Check each line of the material below for "name", then copy the ones that contain it.

═════ Exercise materials

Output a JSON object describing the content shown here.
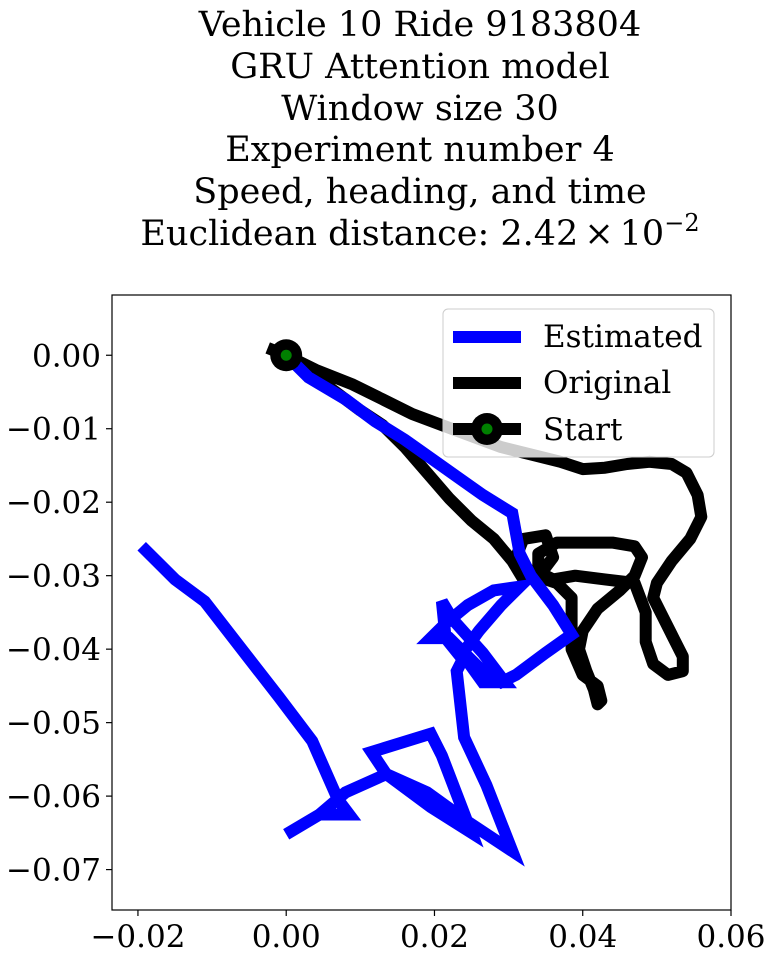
{
  "chart_data": {
    "type": "line",
    "title_lines": [
      "Vehicle 10 Ride 9183804",
      "GRU Attention model",
      "Window size 30",
      "Experiment number 4",
      "Speed, heading, and time"
    ],
    "title_distance_prefix": "Euclidean distance: ",
    "title_distance_mantissa": "2.42",
    "title_distance_times": "×",
    "title_distance_base": "10",
    "title_distance_exponent": "−2",
    "xlabel": "",
    "ylabel": "",
    "xlim": [
      -0.0235,
      0.06
    ],
    "ylim": [
      -0.0755,
      0.0082
    ],
    "x_ticks": [
      -0.02,
      0.0,
      0.02,
      0.04,
      0.06
    ],
    "x_tick_labels": [
      "−0.02",
      "0.00",
      "0.02",
      "0.04",
      "0.06"
    ],
    "y_ticks": [
      0.0,
      -0.01,
      -0.02,
      -0.03,
      -0.04,
      -0.05,
      -0.06,
      -0.07
    ],
    "y_tick_labels": [
      "0.00",
      "−0.01",
      "−0.02",
      "−0.03",
      "−0.04",
      "−0.05",
      "−0.06",
      "−0.07"
    ],
    "grid": false,
    "legend_position": "upper right",
    "series": [
      {
        "name": "Original",
        "color": "#000000",
        "points": [
          [
            -0.0025,
            0.001
          ],
          [
            0.0,
            0.0
          ],
          [
            0.004,
            -0.002
          ],
          [
            0.009,
            -0.004
          ],
          [
            0.013,
            -0.006
          ],
          [
            0.017,
            -0.008
          ],
          [
            0.021,
            -0.0095
          ],
          [
            0.025,
            -0.011
          ],
          [
            0.029,
            -0.0125
          ],
          [
            0.033,
            -0.0135
          ],
          [
            0.037,
            -0.0145
          ],
          [
            0.04,
            -0.0155
          ],
          [
            0.043,
            -0.0153
          ],
          [
            0.046,
            -0.0148
          ],
          [
            0.049,
            -0.0145
          ],
          [
            0.052,
            -0.0148
          ],
          [
            0.054,
            -0.016
          ],
          [
            0.0555,
            -0.019
          ],
          [
            0.056,
            -0.022
          ],
          [
            0.0545,
            -0.025
          ],
          [
            0.052,
            -0.028
          ],
          [
            0.05,
            -0.031
          ],
          [
            0.0495,
            -0.033
          ],
          [
            0.0505,
            -0.035
          ],
          [
            0.052,
            -0.038
          ],
          [
            0.0535,
            -0.041
          ],
          [
            0.0535,
            -0.043
          ],
          [
            0.0515,
            -0.0435
          ],
          [
            0.0495,
            -0.042
          ],
          [
            0.0485,
            -0.039
          ],
          [
            0.0485,
            -0.035
          ],
          [
            0.047,
            -0.031
          ],
          [
            0.043,
            -0.0305
          ],
          [
            0.039,
            -0.03
          ],
          [
            0.036,
            -0.0305
          ],
          [
            0.034,
            -0.0295
          ],
          [
            0.034,
            -0.027
          ],
          [
            0.0365,
            -0.0255
          ],
          [
            0.04,
            -0.0255
          ],
          [
            0.044,
            -0.0255
          ],
          [
            0.047,
            -0.026
          ],
          [
            0.048,
            -0.0275
          ],
          [
            0.047,
            -0.03
          ],
          [
            0.045,
            -0.032
          ],
          [
            0.042,
            -0.0345
          ],
          [
            0.04,
            -0.0375
          ],
          [
            0.0395,
            -0.04
          ],
          [
            0.0405,
            -0.043
          ],
          [
            0.0415,
            -0.0455
          ],
          [
            0.042,
            -0.0475
          ],
          [
            0.0425,
            -0.047
          ],
          [
            0.042,
            -0.045
          ],
          [
            0.04,
            -0.0435
          ],
          [
            0.0385,
            -0.04
          ],
          [
            0.0385,
            -0.036
          ],
          [
            0.0385,
            -0.033
          ],
          [
            0.0365,
            -0.031
          ],
          [
            0.0335,
            -0.03
          ],
          [
            0.031,
            -0.0275
          ],
          [
            0.032,
            -0.025
          ],
          [
            0.035,
            -0.0245
          ],
          [
            0.036,
            -0.0275
          ],
          [
            0.0345,
            -0.0295
          ],
          [
            0.032,
            -0.0305
          ],
          [
            0.0305,
            -0.028
          ],
          [
            0.028,
            -0.025
          ],
          [
            0.025,
            -0.0225
          ],
          [
            0.022,
            -0.0195
          ],
          [
            0.019,
            -0.016
          ],
          [
            0.016,
            -0.0125
          ],
          [
            0.013,
            -0.0095
          ],
          [
            0.01,
            -0.0075
          ],
          [
            0.006,
            -0.0045
          ],
          [
            0.003,
            -0.002
          ],
          [
            0.0,
            0.0
          ]
        ]
      },
      {
        "name": "Estimated",
        "color": "#0000ff",
        "points": [
          [
            0.0,
            0.0
          ],
          [
            0.003,
            -0.003
          ],
          [
            0.008,
            -0.006
          ],
          [
            0.012,
            -0.009
          ],
          [
            0.016,
            -0.0115
          ],
          [
            0.0195,
            -0.014
          ],
          [
            0.023,
            -0.0165
          ],
          [
            0.0265,
            -0.019
          ],
          [
            0.0305,
            -0.0215
          ],
          [
            0.0315,
            -0.027
          ],
          [
            0.033,
            -0.03
          ],
          [
            0.036,
            -0.034
          ],
          [
            0.0385,
            -0.038
          ],
          [
            0.035,
            -0.0405
          ],
          [
            0.031,
            -0.0435
          ],
          [
            0.029,
            -0.0445
          ],
          [
            0.026,
            -0.0425
          ],
          [
            0.022,
            -0.0385
          ],
          [
            0.0195,
            -0.0385
          ],
          [
            0.0215,
            -0.0365
          ],
          [
            0.0245,
            -0.034
          ],
          [
            0.028,
            -0.032
          ],
          [
            0.0315,
            -0.0315
          ],
          [
            0.029,
            -0.034
          ],
          [
            0.026,
            -0.0375
          ],
          [
            0.0235,
            -0.041
          ],
          [
            0.0215,
            -0.0385
          ],
          [
            0.021,
            -0.0335
          ],
          [
            0.0225,
            -0.036
          ],
          [
            0.0265,
            -0.0405
          ],
          [
            0.0295,
            -0.0445
          ],
          [
            0.0265,
            -0.0445
          ],
          [
            0.024,
            -0.041
          ],
          [
            0.023,
            -0.043
          ],
          [
            0.024,
            -0.052
          ],
          [
            0.027,
            -0.0585
          ],
          [
            0.0305,
            -0.0675
          ],
          [
            0.0245,
            -0.0635
          ],
          [
            0.019,
            -0.0595
          ],
          [
            0.0135,
            -0.057
          ],
          [
            0.0115,
            -0.054
          ],
          [
            0.0195,
            -0.0515
          ],
          [
            0.021,
            -0.0545
          ],
          [
            0.025,
            -0.065
          ],
          [
            0.0195,
            -0.0615
          ],
          [
            0.0135,
            -0.057
          ],
          [
            0.008,
            -0.0595
          ],
          [
            0.0045,
            -0.0625
          ],
          [
            0.0,
            -0.0652
          ],
          [
            0.0045,
            -0.0625
          ],
          [
            0.0085,
            -0.0625
          ],
          [
            0.007,
            -0.0605
          ],
          [
            0.0035,
            -0.0525
          ],
          [
            -0.001,
            -0.0465
          ],
          [
            -0.006,
            -0.04
          ],
          [
            -0.011,
            -0.0335
          ],
          [
            -0.015,
            -0.0305
          ],
          [
            -0.0195,
            -0.026
          ]
        ]
      }
    ],
    "start_point": {
      "name": "Start",
      "x": 0.0,
      "y": 0.0,
      "outer_color": "#000000",
      "inner_color": "#008000"
    }
  }
}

══════════

*Exercise solution:*
        "name": "Original",
        "name": "Estimated",
      "name": "Start",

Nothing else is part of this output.